> REQUIREMENT
Report how many lines below contain the word "mets". Give only the number.
____ RECORDS FOR THIS EXERCISE
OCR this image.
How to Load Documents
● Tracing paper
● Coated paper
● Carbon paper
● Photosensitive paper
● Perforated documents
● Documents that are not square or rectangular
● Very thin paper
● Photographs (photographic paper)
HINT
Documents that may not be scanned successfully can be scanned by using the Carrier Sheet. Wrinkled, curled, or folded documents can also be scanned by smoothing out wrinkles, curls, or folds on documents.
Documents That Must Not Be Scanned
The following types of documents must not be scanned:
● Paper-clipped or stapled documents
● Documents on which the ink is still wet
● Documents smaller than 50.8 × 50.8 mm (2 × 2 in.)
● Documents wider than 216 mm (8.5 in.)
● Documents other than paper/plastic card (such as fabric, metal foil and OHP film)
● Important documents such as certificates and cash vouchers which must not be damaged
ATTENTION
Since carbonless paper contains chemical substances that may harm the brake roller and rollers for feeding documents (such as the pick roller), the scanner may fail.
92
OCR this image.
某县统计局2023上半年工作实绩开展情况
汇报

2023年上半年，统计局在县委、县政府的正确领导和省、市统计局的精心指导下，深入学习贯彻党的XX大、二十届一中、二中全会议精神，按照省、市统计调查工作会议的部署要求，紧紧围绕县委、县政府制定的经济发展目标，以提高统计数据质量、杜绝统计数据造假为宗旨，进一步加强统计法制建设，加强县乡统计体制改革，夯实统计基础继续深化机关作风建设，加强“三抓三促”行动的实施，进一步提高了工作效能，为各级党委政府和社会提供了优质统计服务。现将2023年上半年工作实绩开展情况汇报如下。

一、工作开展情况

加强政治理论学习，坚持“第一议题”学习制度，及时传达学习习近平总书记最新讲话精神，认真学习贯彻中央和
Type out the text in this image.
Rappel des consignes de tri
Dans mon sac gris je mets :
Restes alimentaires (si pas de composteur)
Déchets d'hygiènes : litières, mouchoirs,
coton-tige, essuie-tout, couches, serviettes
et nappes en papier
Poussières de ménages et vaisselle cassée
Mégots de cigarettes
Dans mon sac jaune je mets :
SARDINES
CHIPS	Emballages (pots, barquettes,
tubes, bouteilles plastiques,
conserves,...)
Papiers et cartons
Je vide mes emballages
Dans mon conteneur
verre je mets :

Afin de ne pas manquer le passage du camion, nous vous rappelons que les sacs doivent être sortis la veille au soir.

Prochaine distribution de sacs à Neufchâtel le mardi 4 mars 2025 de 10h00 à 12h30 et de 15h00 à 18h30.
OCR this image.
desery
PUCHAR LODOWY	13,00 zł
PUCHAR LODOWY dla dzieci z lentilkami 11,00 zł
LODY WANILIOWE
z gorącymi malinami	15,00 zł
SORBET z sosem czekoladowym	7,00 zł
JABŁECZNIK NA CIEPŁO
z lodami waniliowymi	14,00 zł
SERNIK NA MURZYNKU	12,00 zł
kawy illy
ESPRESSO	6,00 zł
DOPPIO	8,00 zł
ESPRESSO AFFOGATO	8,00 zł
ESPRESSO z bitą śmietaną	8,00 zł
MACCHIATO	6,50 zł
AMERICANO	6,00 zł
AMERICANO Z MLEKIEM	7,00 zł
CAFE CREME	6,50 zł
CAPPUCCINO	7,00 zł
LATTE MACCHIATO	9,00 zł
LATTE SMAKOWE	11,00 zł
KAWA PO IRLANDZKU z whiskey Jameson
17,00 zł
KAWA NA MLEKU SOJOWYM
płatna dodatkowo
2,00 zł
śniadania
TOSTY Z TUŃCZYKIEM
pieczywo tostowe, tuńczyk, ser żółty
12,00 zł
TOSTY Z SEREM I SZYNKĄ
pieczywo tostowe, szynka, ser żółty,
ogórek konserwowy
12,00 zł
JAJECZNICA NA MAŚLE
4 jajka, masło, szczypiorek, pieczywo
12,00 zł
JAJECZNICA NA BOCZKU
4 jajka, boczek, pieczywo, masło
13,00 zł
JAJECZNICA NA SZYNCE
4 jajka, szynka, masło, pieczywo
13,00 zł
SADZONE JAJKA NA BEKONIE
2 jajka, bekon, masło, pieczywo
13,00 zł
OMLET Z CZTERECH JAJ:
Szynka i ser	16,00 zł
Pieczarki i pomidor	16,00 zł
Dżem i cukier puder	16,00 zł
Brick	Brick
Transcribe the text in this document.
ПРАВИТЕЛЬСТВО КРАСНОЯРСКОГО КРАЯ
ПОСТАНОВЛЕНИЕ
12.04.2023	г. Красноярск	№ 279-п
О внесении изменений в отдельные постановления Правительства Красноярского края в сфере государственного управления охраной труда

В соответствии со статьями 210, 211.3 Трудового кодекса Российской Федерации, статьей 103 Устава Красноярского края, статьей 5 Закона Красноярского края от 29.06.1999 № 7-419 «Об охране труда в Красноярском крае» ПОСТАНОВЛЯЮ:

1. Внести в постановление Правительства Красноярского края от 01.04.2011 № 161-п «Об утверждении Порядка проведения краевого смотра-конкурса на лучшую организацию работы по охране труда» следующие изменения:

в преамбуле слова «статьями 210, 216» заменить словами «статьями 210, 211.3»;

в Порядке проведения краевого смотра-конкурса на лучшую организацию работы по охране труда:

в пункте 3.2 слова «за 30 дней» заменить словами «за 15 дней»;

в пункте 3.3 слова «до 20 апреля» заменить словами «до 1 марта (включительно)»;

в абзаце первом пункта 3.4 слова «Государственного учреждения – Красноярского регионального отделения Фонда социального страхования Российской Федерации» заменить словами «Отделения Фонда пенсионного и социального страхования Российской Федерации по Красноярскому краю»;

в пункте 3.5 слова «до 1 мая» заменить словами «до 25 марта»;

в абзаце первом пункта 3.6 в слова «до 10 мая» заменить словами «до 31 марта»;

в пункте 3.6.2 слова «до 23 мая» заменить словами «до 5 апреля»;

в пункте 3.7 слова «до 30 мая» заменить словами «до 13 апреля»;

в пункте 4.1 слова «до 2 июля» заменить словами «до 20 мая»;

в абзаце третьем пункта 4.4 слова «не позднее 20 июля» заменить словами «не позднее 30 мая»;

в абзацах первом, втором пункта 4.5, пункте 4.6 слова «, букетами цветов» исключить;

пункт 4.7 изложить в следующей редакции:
________
> THE SOLUTION
3